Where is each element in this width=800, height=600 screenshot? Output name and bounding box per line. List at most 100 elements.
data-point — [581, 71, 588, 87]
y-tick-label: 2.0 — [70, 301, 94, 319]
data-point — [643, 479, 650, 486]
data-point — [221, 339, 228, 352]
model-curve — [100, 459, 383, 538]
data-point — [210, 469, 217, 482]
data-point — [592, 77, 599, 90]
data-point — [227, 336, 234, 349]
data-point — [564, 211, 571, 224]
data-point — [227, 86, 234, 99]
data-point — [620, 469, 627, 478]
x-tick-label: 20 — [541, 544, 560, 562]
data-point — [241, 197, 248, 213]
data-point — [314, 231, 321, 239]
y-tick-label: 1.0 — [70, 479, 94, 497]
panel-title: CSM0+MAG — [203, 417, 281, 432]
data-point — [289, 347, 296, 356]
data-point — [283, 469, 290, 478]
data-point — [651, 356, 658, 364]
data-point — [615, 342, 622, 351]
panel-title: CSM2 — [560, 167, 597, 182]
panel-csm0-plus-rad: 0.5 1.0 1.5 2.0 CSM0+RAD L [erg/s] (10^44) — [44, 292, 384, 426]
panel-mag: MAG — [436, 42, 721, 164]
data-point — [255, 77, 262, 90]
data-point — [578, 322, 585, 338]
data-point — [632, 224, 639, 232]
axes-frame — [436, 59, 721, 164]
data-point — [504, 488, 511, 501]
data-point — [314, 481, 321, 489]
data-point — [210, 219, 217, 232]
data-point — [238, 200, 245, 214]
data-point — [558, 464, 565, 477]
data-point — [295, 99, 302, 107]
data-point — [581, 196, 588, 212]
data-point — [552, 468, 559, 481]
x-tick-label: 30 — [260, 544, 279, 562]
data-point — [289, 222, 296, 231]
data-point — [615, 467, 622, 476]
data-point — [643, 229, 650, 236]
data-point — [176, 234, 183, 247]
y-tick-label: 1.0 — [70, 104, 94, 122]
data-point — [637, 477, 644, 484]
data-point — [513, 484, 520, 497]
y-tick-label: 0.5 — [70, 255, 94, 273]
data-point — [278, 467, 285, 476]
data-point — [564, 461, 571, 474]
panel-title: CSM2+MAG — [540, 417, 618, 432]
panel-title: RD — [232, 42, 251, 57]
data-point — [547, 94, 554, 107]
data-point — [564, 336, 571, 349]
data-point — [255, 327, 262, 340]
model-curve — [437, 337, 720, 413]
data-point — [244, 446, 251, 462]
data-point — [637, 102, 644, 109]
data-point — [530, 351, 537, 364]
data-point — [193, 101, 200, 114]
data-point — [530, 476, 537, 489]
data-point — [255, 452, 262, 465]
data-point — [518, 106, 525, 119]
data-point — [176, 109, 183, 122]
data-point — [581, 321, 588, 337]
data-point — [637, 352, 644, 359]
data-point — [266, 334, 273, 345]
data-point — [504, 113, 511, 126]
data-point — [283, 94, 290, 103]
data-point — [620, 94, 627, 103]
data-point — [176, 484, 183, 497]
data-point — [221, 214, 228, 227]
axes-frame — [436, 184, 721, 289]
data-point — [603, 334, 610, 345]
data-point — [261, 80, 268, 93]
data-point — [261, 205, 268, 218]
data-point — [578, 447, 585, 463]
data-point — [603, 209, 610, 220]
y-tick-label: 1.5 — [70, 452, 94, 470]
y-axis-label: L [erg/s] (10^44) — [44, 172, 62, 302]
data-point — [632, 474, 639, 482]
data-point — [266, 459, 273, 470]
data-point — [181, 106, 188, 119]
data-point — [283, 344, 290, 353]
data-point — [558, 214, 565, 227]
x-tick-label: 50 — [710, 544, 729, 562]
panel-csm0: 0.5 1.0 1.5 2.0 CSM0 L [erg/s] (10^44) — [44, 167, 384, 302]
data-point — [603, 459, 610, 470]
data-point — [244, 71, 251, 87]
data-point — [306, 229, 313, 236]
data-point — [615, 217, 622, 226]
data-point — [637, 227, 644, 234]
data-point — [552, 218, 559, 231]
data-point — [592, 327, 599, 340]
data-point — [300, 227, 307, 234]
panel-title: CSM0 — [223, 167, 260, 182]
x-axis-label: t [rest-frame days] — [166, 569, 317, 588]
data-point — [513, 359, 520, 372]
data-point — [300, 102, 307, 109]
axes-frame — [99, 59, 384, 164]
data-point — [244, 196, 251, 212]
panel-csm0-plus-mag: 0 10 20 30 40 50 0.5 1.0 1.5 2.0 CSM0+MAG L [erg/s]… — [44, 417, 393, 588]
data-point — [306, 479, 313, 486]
********
What to do:
Express the listing from its first line through the line containing "panel-title: CSM2 — [560, 167, 597, 182]" as a JSON list of strings, one string per line and with blank lines left out.

Result below:
[
  "Where is each element in this width=800, height=600 screenshot? Output name and bounding box per line. List at most 100 elements.",
  "data-point — [581, 71, 588, 87]",
  "y-tick-label: 2.0 — [70, 301, 94, 319]",
  "data-point — [643, 479, 650, 486]",
  "data-point — [221, 339, 228, 352]",
  "model-curve — [100, 459, 383, 538]",
  "data-point — [210, 469, 217, 482]",
  "data-point — [592, 77, 599, 90]",
  "data-point — [227, 336, 234, 349]",
  "data-point — [564, 211, 571, 224]",
  "data-point — [227, 86, 234, 99]",
  "data-point — [620, 469, 627, 478]",
  "x-tick-label: 20 — [541, 544, 560, 562]",
  "data-point — [241, 197, 248, 213]",
  "data-point — [314, 231, 321, 239]",
  "y-tick-label: 1.0 — [70, 479, 94, 497]",
  "panel-title: CSM0+MAG — [203, 417, 281, 432]",
  "data-point — [289, 347, 296, 356]",
  "data-point — [283, 469, 290, 478]",
  "data-point — [651, 356, 658, 364]",
  "data-point — [615, 342, 622, 351]",
  "panel-title: CSM2 — [560, 167, 597, 182]"
]